> _Exercise details_: Reproduce each of the following entries verbatim, line for line.

> _Data shown_:
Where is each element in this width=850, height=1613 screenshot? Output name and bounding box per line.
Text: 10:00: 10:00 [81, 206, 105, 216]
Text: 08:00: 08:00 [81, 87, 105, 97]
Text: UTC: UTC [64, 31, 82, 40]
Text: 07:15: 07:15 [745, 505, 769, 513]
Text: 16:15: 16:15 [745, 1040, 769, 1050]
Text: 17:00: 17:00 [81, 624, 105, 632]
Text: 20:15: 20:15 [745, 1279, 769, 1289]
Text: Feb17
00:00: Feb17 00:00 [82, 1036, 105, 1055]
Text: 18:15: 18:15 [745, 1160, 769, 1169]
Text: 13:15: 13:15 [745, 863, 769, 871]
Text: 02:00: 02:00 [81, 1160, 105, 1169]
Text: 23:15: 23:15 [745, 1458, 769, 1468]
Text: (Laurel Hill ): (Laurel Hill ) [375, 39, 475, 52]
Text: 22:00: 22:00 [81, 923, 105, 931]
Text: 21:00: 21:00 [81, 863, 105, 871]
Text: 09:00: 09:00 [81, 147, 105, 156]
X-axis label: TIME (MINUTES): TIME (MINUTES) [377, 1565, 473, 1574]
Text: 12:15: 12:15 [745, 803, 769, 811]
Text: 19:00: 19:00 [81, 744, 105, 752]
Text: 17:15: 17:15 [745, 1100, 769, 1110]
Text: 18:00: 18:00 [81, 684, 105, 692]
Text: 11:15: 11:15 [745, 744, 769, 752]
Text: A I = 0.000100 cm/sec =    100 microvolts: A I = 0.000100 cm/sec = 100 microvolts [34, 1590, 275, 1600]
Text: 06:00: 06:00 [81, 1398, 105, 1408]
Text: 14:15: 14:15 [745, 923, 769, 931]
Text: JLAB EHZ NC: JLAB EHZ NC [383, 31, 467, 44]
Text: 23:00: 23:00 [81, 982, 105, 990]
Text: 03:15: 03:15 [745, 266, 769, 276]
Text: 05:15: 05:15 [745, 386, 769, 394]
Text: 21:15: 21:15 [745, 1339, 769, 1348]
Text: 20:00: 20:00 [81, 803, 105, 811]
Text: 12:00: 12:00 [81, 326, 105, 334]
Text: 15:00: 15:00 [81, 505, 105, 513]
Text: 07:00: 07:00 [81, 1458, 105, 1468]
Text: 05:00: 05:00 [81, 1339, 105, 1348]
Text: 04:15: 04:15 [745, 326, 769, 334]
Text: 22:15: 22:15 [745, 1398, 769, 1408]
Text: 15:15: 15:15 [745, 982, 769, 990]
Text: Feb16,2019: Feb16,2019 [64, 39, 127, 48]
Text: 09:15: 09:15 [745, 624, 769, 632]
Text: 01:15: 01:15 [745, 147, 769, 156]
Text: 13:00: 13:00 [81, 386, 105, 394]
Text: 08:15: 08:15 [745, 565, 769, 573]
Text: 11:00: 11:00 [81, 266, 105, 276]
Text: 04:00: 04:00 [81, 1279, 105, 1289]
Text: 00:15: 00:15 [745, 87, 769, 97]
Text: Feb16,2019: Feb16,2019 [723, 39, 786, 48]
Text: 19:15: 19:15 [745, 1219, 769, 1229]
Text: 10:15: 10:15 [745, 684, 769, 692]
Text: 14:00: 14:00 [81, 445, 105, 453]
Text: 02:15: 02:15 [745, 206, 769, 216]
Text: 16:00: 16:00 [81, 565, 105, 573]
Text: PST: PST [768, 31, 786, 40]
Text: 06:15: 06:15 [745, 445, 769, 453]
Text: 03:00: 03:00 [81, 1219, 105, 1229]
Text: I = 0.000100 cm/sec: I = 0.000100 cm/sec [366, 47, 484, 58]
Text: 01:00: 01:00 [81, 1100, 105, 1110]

> _Output of the exercise_:
Where is each element in this width=850, height=1613 screenshot? Output name and bounding box per line.
Text: 10:00: 10:00 [81, 206, 105, 216]
Text: 08:00: 08:00 [81, 87, 105, 97]
Text: UTC: UTC [64, 31, 82, 40]
Text: 07:15: 07:15 [745, 505, 769, 513]
Text: 16:15: 16:15 [745, 1040, 769, 1050]
Text: 17:00: 17:00 [81, 624, 105, 632]
Text: 20:15: 20:15 [745, 1279, 769, 1289]
Text: Feb17
00:00: Feb17 00:00 [82, 1036, 105, 1055]
Text: 18:15: 18:15 [745, 1160, 769, 1169]
Text: 13:15: 13:15 [745, 863, 769, 871]
Text: 02:00: 02:00 [81, 1160, 105, 1169]
Text: 23:15: 23:15 [745, 1458, 769, 1468]
Text: (Laurel Hill ): (Laurel Hill ) [375, 39, 475, 52]
Text: 22:00: 22:00 [81, 923, 105, 931]
Text: 21:00: 21:00 [81, 863, 105, 871]
Text: 09:00: 09:00 [81, 147, 105, 156]
X-axis label: TIME (MINUTES): TIME (MINUTES) [377, 1565, 473, 1574]
Text: 12:15: 12:15 [745, 803, 769, 811]
Text: 19:00: 19:00 [81, 744, 105, 752]
Text: 17:15: 17:15 [745, 1100, 769, 1110]
Text: 18:00: 18:00 [81, 684, 105, 692]
Text: 11:15: 11:15 [745, 744, 769, 752]
Text: A I = 0.000100 cm/sec =    100 microvolts: A I = 0.000100 cm/sec = 100 microvolts [34, 1590, 275, 1600]
Text: 06:00: 06:00 [81, 1398, 105, 1408]
Text: 14:15: 14:15 [745, 923, 769, 931]
Text: JLAB EHZ NC: JLAB EHZ NC [383, 31, 467, 44]
Text: 23:00: 23:00 [81, 982, 105, 990]
Text: 03:15: 03:15 [745, 266, 769, 276]
Text: 05:15: 05:15 [745, 386, 769, 394]
Text: 21:15: 21:15 [745, 1339, 769, 1348]
Text: 20:00: 20:00 [81, 803, 105, 811]
Text: 12:00: 12:00 [81, 326, 105, 334]
Text: 15:00: 15:00 [81, 505, 105, 513]
Text: 07:00: 07:00 [81, 1458, 105, 1468]
Text: 05:00: 05:00 [81, 1339, 105, 1348]
Text: 04:15: 04:15 [745, 326, 769, 334]
Text: 22:15: 22:15 [745, 1398, 769, 1408]
Text: 15:15: 15:15 [745, 982, 769, 990]
Text: Feb16,2019: Feb16,2019 [64, 39, 127, 48]
Text: 09:15: 09:15 [745, 624, 769, 632]
Text: 01:15: 01:15 [745, 147, 769, 156]
Text: 13:00: 13:00 [81, 386, 105, 394]
Text: 08:15: 08:15 [745, 565, 769, 573]
Text: 11:00: 11:00 [81, 266, 105, 276]
Text: 04:00: 04:00 [81, 1279, 105, 1289]
Text: 00:15: 00:15 [745, 87, 769, 97]
Text: Feb16,2019: Feb16,2019 [723, 39, 786, 48]
Text: 19:15: 19:15 [745, 1219, 769, 1229]
Text: 10:15: 10:15 [745, 684, 769, 692]
Text: 14:00: 14:00 [81, 445, 105, 453]
Text: 02:15: 02:15 [745, 206, 769, 216]
Text: 16:00: 16:00 [81, 565, 105, 573]
Text: PST: PST [768, 31, 786, 40]
Text: 06:15: 06:15 [745, 445, 769, 453]
Text: 03:00: 03:00 [81, 1219, 105, 1229]
Text: I = 0.000100 cm/sec: I = 0.000100 cm/sec [366, 47, 484, 58]
Text: 01:00: 01:00 [81, 1100, 105, 1110]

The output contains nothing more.